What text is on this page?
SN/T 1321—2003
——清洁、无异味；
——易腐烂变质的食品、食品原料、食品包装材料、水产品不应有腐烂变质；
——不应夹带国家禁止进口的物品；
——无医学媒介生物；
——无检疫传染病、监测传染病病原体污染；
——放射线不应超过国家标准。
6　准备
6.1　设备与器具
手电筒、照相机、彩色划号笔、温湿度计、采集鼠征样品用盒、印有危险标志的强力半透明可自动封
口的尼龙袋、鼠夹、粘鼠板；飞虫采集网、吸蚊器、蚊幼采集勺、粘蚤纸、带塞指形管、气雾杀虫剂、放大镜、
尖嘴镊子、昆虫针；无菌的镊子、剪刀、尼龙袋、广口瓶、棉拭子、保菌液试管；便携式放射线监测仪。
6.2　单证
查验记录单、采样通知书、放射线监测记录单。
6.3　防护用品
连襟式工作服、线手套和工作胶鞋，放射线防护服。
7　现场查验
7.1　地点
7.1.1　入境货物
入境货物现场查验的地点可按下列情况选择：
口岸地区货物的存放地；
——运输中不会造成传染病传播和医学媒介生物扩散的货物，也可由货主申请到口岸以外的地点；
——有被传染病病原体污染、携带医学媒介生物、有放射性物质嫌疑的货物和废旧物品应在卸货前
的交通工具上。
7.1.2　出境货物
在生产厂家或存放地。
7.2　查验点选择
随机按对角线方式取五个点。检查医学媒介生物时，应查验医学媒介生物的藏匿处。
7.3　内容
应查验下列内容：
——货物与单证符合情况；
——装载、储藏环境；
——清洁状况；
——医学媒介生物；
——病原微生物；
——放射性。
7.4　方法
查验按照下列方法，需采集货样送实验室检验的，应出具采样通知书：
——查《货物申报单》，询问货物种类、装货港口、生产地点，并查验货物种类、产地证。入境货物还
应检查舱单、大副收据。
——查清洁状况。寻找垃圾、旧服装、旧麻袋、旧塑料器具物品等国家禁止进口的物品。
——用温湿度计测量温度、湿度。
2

■ Short problem
Make a verbatim copy of every entry shown above.

■ Task result
What text is on this page?
SN/T 1321—2003
——清洁、无异味；
——易腐烂变质的食品、食品原料、食品包装材料、水产品不应有腐烂变质；
——不应夹带国家禁止进口的物品；
——无医学媒介生物；
——无检疫传染病、监测传染病病原体污染；
——放射线不应超过国家标准。
6　准备
6.1　设备与器具
手电筒、照相机、彩色划号笔、温湿度计、采集鼠征样品用盒、印有危险标志的强力半透明可自动封
口的尼龙袋、鼠夹、粘鼠板；飞虫采集网、吸蚊器、蚊幼采集勺、粘蚤纸、带塞指形管、气雾杀虫剂、放大镜、
尖嘴镊子、昆虫针；无菌的镊子、剪刀、尼龙袋、广口瓶、棉拭子、保菌液试管；便携式放射线监测仪。
6.2　单证
查验记录单、采样通知书、放射线监测记录单。
6.3　防护用品
连襟式工作服、线手套和工作胶鞋，放射线防护服。
7　现场查验
7.1　地点
7.1.1　入境货物
入境货物现场查验的地点可按下列情况选择：
口岸地区货物的存放地；
——运输中不会造成传染病传播和医学媒介生物扩散的货物，也可由货主申请到口岸以外的地点；
——有被传染病病原体污染、携带医学媒介生物、有放射性物质嫌疑的货物和废旧物品应在卸货前
的交通工具上。
7.1.2　出境货物
在生产厂家或存放地。
7.2　查验点选择
随机按对角线方式取五个点。检查医学媒介生物时，应查验医学媒介生物的藏匿处。
7.3　内容
应查验下列内容：
——货物与单证符合情况；
——装载、储藏环境；
——清洁状况；
——医学媒介生物；
——病原微生物；
——放射性。
7.4　方法
查验按照下列方法，需采集货样送实验室检验的，应出具采样通知书：
——查《货物申报单》，询问货物种类、装货港口、生产地点，并查验货物种类、产地证。入境货物还
应检查舱单、大副收据。
——查清洁状况。寻找垃圾、旧服装、旧麻袋、旧塑料器具物品等国家禁止进口的物品。
——用温湿度计测量温度、湿度。
2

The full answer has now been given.